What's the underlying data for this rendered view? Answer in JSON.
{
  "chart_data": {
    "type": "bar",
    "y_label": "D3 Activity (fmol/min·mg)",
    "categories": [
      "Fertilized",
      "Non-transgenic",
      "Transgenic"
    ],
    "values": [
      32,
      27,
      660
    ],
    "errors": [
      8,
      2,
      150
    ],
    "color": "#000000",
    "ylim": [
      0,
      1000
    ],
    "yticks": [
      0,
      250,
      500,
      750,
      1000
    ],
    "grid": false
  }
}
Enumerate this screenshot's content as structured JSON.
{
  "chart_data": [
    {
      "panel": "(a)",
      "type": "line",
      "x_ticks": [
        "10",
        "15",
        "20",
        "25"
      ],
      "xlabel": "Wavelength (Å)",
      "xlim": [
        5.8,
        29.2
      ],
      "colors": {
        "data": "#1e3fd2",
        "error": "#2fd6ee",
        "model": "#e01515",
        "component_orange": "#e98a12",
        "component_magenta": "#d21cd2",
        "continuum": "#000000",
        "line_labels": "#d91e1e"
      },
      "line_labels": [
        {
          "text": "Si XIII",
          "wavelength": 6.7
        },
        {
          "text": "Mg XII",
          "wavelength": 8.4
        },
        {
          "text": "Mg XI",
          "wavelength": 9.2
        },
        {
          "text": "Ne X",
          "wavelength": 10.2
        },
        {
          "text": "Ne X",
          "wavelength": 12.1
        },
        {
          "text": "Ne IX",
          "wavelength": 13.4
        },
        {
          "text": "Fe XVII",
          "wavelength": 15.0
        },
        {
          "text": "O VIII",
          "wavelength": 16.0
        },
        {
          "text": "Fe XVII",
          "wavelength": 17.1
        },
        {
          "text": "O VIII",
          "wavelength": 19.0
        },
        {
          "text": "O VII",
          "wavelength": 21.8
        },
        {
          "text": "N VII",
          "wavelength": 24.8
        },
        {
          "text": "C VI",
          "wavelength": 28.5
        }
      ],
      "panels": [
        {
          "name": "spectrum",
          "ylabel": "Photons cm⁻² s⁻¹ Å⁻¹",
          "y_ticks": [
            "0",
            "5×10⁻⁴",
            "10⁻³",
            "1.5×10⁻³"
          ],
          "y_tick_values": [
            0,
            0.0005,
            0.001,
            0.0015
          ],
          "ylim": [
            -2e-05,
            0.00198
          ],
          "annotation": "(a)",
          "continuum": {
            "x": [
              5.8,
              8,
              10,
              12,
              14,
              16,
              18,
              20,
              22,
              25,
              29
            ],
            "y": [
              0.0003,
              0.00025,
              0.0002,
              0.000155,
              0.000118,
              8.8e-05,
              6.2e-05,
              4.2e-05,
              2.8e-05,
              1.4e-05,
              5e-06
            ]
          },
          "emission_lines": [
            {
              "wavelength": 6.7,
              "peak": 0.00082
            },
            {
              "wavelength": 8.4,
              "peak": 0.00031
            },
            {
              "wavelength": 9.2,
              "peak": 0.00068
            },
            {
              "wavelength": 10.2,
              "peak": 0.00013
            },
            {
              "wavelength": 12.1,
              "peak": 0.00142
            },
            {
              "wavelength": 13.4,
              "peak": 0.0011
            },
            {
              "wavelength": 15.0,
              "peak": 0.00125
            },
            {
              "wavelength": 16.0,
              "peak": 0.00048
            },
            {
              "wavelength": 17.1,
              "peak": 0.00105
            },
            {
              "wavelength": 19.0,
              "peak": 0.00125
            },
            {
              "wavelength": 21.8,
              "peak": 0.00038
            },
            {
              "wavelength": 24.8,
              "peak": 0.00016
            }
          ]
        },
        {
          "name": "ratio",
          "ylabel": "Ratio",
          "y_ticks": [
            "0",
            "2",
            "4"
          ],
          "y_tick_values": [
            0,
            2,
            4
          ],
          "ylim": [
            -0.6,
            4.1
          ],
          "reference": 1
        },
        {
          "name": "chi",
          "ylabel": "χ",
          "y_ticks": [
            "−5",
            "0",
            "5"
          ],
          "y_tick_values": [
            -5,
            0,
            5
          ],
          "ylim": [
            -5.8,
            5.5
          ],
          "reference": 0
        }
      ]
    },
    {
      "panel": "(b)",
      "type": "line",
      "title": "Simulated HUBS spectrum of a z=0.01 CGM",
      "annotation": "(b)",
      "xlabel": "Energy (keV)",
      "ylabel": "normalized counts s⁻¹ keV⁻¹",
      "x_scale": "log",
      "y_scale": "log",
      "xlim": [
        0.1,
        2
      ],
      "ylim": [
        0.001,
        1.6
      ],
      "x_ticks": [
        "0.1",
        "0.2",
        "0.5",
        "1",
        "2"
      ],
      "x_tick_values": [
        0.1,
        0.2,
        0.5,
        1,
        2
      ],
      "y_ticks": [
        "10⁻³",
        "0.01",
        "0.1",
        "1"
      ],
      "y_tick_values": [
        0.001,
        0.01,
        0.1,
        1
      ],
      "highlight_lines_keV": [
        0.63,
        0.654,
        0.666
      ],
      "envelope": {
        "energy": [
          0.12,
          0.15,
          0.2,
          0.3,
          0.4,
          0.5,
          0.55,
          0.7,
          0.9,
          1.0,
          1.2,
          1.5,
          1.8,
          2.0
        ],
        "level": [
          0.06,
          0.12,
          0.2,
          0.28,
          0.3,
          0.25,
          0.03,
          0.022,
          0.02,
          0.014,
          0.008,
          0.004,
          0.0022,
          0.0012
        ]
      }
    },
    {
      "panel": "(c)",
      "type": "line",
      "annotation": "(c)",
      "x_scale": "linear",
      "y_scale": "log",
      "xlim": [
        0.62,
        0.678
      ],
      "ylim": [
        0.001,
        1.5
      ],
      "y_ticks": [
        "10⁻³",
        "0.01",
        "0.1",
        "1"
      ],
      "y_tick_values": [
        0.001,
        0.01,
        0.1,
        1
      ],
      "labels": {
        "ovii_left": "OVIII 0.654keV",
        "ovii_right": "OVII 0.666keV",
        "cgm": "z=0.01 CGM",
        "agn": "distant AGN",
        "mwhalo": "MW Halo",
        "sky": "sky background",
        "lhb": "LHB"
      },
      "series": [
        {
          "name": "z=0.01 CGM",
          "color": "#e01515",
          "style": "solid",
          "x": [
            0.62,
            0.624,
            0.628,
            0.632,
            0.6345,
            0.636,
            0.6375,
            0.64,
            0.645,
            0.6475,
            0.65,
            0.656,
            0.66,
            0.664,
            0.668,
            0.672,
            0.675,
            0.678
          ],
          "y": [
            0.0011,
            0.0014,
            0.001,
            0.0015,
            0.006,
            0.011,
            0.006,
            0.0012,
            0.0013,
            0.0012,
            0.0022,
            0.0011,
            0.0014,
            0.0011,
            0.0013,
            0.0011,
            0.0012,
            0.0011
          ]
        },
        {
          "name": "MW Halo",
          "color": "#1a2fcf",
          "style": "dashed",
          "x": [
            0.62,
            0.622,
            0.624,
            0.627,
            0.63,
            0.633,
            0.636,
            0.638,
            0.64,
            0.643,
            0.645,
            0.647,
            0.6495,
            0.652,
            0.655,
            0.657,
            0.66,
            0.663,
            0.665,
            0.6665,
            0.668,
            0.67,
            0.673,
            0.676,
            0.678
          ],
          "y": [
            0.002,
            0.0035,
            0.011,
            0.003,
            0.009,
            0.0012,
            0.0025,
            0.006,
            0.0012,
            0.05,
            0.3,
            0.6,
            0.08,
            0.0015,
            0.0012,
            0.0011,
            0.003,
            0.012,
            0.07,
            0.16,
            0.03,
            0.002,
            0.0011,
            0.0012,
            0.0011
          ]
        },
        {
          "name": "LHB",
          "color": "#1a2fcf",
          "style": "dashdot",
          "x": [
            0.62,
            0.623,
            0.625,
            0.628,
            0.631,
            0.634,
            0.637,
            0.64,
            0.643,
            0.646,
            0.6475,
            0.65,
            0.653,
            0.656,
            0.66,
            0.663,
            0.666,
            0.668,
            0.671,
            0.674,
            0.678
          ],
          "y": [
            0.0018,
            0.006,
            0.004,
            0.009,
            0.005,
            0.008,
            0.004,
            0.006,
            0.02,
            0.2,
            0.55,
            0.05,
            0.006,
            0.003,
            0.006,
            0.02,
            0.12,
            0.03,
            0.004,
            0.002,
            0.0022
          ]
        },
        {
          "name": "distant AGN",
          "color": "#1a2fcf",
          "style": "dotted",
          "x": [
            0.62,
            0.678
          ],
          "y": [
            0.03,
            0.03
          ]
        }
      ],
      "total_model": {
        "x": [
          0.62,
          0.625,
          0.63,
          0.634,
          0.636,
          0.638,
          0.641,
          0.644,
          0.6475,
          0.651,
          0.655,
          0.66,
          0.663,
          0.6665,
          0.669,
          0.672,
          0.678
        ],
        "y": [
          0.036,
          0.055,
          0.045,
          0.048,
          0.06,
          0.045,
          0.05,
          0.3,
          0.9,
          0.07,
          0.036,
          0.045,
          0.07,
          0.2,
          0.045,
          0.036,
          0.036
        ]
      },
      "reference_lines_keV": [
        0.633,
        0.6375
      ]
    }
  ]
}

#### The exercise
Where a line above contains the word "style", copy that line.

#### The completed task
          "style": "solid",
          "style": "dashed",
          "style": "dashdot",
          "style": "dotted",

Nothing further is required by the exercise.